══ Supplied information ══
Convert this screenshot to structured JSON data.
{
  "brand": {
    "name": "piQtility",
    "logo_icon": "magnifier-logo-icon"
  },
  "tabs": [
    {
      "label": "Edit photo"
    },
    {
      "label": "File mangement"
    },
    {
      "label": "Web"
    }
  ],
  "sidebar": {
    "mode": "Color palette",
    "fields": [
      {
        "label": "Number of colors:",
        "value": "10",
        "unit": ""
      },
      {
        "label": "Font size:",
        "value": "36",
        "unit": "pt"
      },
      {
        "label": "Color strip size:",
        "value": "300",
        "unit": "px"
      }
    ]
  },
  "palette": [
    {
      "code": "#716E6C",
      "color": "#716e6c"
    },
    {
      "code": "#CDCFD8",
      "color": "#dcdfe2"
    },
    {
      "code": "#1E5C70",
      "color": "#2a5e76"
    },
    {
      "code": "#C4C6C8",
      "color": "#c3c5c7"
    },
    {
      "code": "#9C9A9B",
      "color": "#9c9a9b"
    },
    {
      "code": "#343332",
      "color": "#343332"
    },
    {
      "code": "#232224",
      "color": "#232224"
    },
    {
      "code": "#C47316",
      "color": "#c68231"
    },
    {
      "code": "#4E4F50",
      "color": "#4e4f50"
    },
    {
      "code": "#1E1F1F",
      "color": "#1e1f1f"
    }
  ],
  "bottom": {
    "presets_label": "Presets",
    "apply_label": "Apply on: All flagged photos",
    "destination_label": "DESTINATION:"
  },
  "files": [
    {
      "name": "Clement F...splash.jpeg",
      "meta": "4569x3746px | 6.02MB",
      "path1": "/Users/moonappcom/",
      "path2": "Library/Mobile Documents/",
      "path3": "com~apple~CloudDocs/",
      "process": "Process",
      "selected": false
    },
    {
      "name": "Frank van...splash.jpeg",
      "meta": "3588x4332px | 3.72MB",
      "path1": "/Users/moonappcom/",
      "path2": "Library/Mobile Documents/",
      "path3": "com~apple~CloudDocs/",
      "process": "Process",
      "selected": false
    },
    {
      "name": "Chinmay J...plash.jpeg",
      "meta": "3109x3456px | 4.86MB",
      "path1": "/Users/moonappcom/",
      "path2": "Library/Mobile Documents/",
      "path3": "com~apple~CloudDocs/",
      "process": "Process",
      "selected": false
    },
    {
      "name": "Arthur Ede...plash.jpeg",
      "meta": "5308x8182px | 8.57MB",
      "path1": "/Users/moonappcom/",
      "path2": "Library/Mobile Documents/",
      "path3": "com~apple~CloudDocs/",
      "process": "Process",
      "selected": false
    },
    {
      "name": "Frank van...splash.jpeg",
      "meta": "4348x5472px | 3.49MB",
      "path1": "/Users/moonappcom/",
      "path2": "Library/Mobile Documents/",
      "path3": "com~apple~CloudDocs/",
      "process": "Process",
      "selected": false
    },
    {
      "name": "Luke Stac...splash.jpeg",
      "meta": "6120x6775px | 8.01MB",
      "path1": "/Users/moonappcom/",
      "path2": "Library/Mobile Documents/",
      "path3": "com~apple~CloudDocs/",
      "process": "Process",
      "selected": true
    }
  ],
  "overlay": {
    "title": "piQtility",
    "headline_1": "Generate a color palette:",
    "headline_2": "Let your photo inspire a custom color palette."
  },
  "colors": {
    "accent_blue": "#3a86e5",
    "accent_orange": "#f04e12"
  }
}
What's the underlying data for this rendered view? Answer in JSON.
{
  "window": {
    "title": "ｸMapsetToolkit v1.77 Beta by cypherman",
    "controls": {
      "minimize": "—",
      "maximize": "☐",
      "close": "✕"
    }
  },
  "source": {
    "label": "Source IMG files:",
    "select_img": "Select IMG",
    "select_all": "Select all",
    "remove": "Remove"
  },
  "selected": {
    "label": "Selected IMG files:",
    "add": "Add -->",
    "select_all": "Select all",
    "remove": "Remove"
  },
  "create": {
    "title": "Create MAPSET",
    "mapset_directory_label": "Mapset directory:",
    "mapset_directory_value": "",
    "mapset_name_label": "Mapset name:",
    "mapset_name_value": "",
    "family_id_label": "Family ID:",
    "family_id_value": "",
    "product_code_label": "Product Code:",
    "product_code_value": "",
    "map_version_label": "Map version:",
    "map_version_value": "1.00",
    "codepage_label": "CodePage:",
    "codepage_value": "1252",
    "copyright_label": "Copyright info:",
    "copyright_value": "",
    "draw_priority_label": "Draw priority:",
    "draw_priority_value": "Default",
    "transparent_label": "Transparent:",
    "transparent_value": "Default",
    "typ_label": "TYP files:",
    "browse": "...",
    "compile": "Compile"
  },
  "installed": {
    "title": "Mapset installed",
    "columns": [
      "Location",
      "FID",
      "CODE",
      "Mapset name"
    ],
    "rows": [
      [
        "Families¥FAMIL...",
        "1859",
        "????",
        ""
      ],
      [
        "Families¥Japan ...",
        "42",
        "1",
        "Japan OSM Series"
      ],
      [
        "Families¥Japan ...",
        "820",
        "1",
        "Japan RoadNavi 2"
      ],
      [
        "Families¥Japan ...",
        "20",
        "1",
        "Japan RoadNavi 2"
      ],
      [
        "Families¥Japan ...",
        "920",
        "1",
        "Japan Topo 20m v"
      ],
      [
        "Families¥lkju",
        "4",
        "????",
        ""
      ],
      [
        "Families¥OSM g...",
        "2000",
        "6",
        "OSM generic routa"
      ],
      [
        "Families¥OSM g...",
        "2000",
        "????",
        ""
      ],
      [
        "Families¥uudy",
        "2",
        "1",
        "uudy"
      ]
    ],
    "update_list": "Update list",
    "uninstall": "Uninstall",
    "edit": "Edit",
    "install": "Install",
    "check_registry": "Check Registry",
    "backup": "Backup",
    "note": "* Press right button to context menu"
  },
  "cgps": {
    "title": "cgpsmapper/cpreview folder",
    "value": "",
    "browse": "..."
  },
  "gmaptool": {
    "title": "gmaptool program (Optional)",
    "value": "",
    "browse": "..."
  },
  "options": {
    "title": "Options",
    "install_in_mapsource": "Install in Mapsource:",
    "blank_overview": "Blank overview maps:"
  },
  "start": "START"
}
═══
Written problem
Take the records above and return them exactly as written.

Answer below
Convert this screenshot to structured JSON data.
{
  "brand": {
    "name": "piQtility",
    "logo_icon": "magnifier-logo-icon"
  },
  "tabs": [
    {
      "label": "Edit photo"
    },
    {
      "label": "File mangement"
    },
    {
      "label": "Web"
    }
  ],
  "sidebar": {
    "mode": "Color palette",
    "fields": [
      {
        "label": "Number of colors:",
        "value": "10",
        "unit": ""
      },
      {
        "label": "Font size:",
        "value": "36",
        "unit": "pt"
      },
      {
        "label": "Color strip size:",
        "value": "300",
        "unit": "px"
      }
    ]
  },
  "palette": [
    {
      "code": "#716E6C",
      "color": "#716e6c"
    },
    {
      "code": "#CDCFD8",
      "color": "#dcdfe2"
    },
    {
      "code": "#1E5C70",
      "color": "#2a5e76"
    },
    {
      "code": "#C4C6C8",
      "color": "#c3c5c7"
    },
    {
      "code": "#9C9A9B",
      "color": "#9c9a9b"
    },
    {
      "code": "#343332",
      "color": "#343332"
    },
    {
      "code": "#232224",
      "color": "#232224"
    },
    {
      "code": "#C47316",
      "color": "#c68231"
    },
    {
      "code": "#4E4F50",
      "color": "#4e4f50"
    },
    {
      "code": "#1E1F1F",
      "color": "#1e1f1f"
    }
  ],
  "bottom": {
    "presets_label": "Presets",
    "apply_label": "Apply on: All flagged photos",
    "destination_label": "DESTINATION:"
  },
  "files": [
    {
      "name": "Clement F...splash.jpeg",
      "meta": "4569x3746px | 6.02MB",
      "path1": "/Users/moonappcom/",
      "path2": "Library/Mobile Documents/",
      "path3": "com~apple~CloudDocs/",
      "process": "Process",
      "selected": false
    },
    {
      "name": "Frank van...splash.jpeg",
      "meta": "3588x4332px | 3.72MB",
      "path1": "/Users/moonappcom/",
      "path2": "Library/Mobile Documents/",
      "path3": "com~apple~CloudDocs/",
      "process": "Process",
      "selected": false
    },
    {
      "name": "Chinmay J...plash.jpeg",
      "meta": "3109x3456px | 4.86MB",
      "path1": "/Users/moonappcom/",
      "path2": "Library/Mobile Documents/",
      "path3": "com~apple~CloudDocs/",
      "process": "Process",
      "selected": false
    },
    {
      "name": "Arthur Ede...plash.jpeg",
      "meta": "5308x8182px | 8.57MB",
      "path1": "/Users/moonappcom/",
      "path2": "Library/Mobile Documents/",
      "path3": "com~apple~CloudDocs/",
      "process": "Process",
      "selected": false
    },
    {
      "name": "Frank van...splash.jpeg",
      "meta": "4348x5472px | 3.49MB",
      "path1": "/Users/moonappcom/",
      "path2": "Library/Mobile Documents/",
      "path3": "com~apple~CloudDocs/",
      "process": "Process",
      "selected": false
    },
    {
      "name": "Luke Stac...splash.jpeg",
      "meta": "6120x6775px | 8.01MB",
      "path1": "/Users/moonappcom/",
      "path2": "Library/Mobile Documents/",
      "path3": "com~apple~CloudDocs/",
      "process": "Process",
      "selected": true
    }
  ],
  "overlay": {
    "title": "piQtility",
    "headline_1": "Generate a color palette:",
    "headline_2": "Let your photo inspire a custom color palette."
  },
  "colors": {
    "accent_blue": "#3a86e5",
    "accent_orange": "#f04e12"
  }
}
What's the underlying data for this rendered view? Answer in JSON.
{
  "window": {
    "title": "ｸMapsetToolkit v1.77 Beta by cypherman",
    "controls": {
      "minimize": "—",
      "maximize": "☐",
      "close": "✕"
    }
  },
  "source": {
    "label": "Source IMG files:",
    "select_img": "Select IMG",
    "select_all": "Select all",
    "remove": "Remove"
  },
  "selected": {
    "label": "Selected IMG files:",
    "add": "Add -->",
    "select_all": "Select all",
    "remove": "Remove"
  },
  "create": {
    "title": "Create MAPSET",
    "mapset_directory_label": "Mapset directory:",
    "mapset_directory_value": "",
    "mapset_name_label": "Mapset name:",
    "mapset_name_value": "",
    "family_id_label": "Family ID:",
    "family_id_value": "",
    "product_code_label": "Product Code:",
    "product_code_value": "",
    "map_version_label": "Map version:",
    "map_version_value": "1.00",
    "codepage_label": "CodePage:",
    "codepage_value": "1252",
    "copyright_label": "Copyright info:",
    "copyright_value": "",
    "draw_priority_label": "Draw priority:",
    "draw_priority_value": "Default",
    "transparent_label": "Transparent:",
    "transparent_value": "Default",
    "typ_label": "TYP files:",
    "browse": "...",
    "compile": "Compile"
  },
  "installed": {
    "title": "Mapset installed",
    "columns": [
      "Location",
      "FID",
      "CODE",
      "Mapset name"
    ],
    "rows": [
      [
        "Families¥FAMIL...",
        "1859",
        "????",
        ""
      ],
      [
        "Families¥Japan ...",
        "42",
        "1",
        "Japan OSM Series"
      ],
      [
        "Families¥Japan ...",
        "820",
        "1",
        "Japan RoadNavi 2"
      ],
      [
        "Families¥Japan ...",
        "20",
        "1",
        "Japan RoadNavi 2"
      ],
      [
        "Families¥Japan ...",
        "920",
        "1",
        "Japan Topo 20m v"
      ],
      [
        "Families¥lkju",
        "4",
        "????",
        ""
      ],
      [
        "Families¥OSM g...",
        "2000",
        "6",
        "OSM generic routa"
      ],
      [
        "Families¥OSM g...",
        "2000",
        "????",
        ""
      ],
      [
        "Families¥uudy",
        "2",
        "1",
        "uudy"
      ]
    ],
    "update_list": "Update list",
    "uninstall": "Uninstall",
    "edit": "Edit",
    "install": "Install",
    "check_registry": "Check Registry",
    "backup": "Backup",
    "note": "* Press right button to context menu"
  },
  "cgps": {
    "title": "cgpsmapper/cpreview folder",
    "value": "",
    "browse": "..."
  },
  "gmaptool": {
    "title": "gmaptool program (Optional)",
    "value": "",
    "browse": "..."
  },
  "options": {
    "title": "Options",
    "install_in_mapsource": "Install in Mapsource:",
    "blank_overview": "Blank overview maps:"
  },
  "start": "START"
}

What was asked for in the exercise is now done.